__THE RECORDS__:
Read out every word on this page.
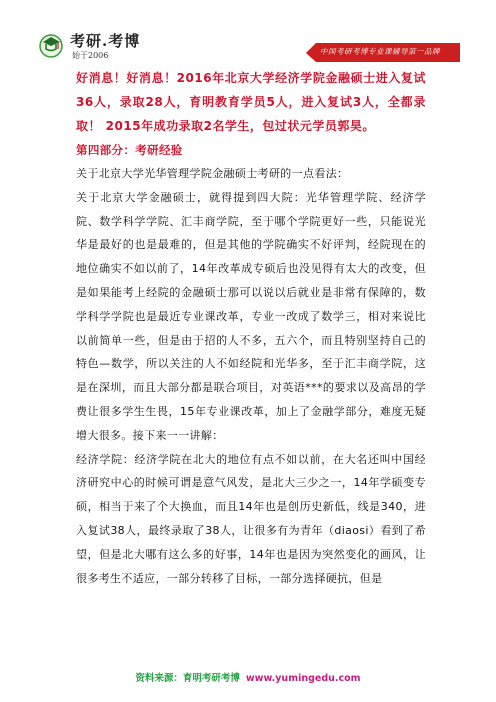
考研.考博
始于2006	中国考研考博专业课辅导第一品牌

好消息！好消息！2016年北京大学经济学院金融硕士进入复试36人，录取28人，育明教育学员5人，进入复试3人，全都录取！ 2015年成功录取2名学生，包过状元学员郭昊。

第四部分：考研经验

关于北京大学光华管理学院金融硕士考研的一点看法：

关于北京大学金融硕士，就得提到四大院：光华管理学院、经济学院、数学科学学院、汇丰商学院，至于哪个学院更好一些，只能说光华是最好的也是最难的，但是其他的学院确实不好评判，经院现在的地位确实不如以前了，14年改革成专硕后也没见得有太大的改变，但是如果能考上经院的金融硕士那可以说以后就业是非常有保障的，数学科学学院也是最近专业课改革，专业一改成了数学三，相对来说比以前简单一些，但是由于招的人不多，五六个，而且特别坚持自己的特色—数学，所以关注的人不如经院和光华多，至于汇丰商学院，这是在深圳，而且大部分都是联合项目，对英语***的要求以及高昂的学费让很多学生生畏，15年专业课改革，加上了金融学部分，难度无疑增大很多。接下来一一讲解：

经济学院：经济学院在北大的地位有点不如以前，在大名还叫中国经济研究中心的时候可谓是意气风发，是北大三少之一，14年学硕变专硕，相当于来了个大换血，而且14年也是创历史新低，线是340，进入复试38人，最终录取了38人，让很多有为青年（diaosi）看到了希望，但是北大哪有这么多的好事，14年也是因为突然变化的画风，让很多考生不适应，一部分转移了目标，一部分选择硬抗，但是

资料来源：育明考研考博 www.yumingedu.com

* * *

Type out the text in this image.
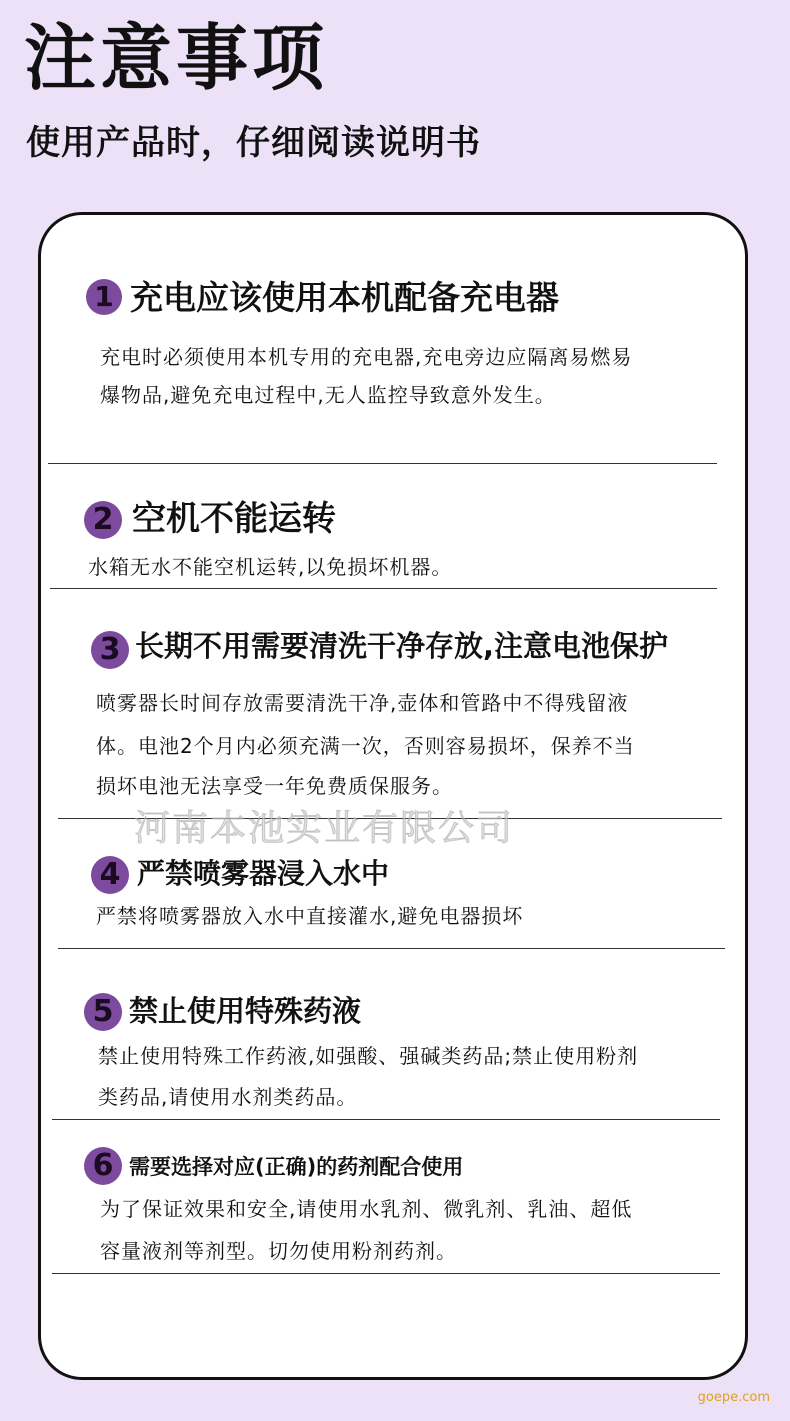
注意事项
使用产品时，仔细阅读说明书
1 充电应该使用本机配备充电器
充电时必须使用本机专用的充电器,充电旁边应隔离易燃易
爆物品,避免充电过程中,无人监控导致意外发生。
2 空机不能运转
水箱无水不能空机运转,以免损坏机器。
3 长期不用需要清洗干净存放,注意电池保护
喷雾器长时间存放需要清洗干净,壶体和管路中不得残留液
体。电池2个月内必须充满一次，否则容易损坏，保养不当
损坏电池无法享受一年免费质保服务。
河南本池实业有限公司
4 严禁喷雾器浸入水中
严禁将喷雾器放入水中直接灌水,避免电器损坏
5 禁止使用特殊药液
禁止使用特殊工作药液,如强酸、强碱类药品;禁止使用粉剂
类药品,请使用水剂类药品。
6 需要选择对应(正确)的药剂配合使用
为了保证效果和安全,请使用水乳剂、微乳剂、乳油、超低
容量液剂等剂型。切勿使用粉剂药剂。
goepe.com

__EXERCISE OBJECTIVE__: Gather each line from the entries above that includes the word "this".

__REPLY TO THE EXERCISE__:
Read out every word on this page.
Type out the text in this image.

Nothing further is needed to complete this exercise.